THE PROBLEM: Go through the lines below. Copy those with "Banner".

EXCERPTED DATA:
__________________________________________________
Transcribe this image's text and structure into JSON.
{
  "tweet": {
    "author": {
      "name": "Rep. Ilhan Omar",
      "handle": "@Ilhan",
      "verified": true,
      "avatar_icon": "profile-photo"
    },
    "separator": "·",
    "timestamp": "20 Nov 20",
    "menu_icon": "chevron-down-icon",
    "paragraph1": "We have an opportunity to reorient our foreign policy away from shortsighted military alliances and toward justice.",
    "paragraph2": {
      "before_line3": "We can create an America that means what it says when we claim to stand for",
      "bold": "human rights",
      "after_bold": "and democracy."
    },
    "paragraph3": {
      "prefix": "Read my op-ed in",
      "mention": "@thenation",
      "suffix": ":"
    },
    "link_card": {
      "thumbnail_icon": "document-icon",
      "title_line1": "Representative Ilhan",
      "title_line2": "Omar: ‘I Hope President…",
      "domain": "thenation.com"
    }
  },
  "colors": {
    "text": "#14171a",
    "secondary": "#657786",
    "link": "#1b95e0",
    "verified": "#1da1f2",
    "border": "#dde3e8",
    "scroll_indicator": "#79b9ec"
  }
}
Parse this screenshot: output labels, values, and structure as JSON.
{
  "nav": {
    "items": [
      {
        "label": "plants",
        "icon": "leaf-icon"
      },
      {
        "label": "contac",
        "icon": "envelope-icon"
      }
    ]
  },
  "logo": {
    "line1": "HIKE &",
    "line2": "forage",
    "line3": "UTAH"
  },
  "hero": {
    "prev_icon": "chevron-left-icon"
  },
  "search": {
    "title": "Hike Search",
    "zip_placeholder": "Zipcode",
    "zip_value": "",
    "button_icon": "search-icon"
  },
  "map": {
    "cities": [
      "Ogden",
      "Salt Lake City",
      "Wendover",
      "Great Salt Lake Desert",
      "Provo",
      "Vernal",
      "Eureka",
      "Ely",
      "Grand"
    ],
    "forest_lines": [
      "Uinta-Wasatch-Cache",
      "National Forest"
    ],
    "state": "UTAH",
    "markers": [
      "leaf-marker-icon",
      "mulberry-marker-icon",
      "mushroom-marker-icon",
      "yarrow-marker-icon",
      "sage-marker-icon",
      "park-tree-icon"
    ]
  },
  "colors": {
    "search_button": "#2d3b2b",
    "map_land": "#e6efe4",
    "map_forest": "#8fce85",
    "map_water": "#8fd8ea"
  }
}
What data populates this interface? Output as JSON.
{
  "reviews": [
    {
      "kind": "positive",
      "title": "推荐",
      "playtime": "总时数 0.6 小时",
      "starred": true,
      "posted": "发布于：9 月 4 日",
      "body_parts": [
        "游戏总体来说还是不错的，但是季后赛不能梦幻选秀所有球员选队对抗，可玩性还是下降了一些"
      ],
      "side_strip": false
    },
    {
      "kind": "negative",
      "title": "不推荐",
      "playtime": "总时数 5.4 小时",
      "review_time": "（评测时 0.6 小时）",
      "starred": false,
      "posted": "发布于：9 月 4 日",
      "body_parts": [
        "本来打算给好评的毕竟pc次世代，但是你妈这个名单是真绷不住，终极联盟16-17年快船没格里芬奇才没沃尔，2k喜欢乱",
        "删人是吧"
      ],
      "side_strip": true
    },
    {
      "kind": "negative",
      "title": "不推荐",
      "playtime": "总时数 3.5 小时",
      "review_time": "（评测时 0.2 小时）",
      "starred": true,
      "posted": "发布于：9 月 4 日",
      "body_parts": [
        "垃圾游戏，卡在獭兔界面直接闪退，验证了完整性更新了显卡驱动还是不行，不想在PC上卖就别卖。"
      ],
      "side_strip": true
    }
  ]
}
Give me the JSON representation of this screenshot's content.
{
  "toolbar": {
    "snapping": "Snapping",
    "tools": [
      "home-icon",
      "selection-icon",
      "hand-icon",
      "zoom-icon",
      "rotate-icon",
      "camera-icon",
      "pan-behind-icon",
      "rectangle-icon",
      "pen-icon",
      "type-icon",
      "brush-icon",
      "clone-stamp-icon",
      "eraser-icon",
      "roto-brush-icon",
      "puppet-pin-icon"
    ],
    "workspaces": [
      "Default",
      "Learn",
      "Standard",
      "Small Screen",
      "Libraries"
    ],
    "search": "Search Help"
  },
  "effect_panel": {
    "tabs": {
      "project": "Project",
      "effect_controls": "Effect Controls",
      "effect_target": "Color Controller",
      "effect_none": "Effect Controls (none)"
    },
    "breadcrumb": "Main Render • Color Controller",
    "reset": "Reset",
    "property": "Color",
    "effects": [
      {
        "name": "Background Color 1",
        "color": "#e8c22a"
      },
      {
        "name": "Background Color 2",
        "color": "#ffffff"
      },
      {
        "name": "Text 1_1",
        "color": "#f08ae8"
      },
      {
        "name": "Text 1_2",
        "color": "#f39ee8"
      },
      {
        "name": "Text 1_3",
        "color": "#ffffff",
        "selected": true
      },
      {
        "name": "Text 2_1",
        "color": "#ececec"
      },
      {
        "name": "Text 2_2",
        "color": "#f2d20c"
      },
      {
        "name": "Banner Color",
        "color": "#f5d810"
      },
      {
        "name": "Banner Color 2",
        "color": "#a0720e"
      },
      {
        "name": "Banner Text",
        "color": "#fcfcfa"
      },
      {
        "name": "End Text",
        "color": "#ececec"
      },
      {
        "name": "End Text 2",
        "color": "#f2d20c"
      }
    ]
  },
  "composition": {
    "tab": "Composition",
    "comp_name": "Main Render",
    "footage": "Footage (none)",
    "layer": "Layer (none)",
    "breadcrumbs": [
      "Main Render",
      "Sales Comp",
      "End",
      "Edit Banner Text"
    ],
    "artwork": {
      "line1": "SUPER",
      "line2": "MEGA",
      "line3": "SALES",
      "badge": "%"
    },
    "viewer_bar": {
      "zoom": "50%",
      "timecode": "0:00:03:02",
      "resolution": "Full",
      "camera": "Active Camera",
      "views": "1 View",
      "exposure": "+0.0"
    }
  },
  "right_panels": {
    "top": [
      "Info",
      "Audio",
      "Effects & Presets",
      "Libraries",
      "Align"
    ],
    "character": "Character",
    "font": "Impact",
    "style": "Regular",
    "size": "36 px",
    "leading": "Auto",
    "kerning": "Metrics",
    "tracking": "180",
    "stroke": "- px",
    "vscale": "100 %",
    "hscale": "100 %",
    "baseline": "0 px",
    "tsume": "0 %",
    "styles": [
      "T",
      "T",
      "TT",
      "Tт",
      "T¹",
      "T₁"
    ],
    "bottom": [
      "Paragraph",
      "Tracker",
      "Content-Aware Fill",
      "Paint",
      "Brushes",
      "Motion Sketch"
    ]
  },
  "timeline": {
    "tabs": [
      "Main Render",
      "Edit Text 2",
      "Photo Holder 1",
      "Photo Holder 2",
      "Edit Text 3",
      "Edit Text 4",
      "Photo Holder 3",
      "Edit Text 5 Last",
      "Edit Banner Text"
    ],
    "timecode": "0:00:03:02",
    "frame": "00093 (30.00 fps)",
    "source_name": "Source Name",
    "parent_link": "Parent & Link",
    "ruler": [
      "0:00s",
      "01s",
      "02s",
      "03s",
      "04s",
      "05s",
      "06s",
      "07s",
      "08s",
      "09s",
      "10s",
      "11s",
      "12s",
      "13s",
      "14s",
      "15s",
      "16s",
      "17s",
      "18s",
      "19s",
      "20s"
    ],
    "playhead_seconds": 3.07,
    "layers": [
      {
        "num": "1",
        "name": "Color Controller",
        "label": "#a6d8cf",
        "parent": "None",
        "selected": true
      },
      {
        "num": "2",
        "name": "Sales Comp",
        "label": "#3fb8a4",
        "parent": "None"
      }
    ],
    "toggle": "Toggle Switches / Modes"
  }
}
__________________________________________________
RESULT:
        "name": "Banner Color",
        "name": "Banner Color 2",
        "name": "Banner Text",
      "Edit Banner Text"
      "Edit Banner Text"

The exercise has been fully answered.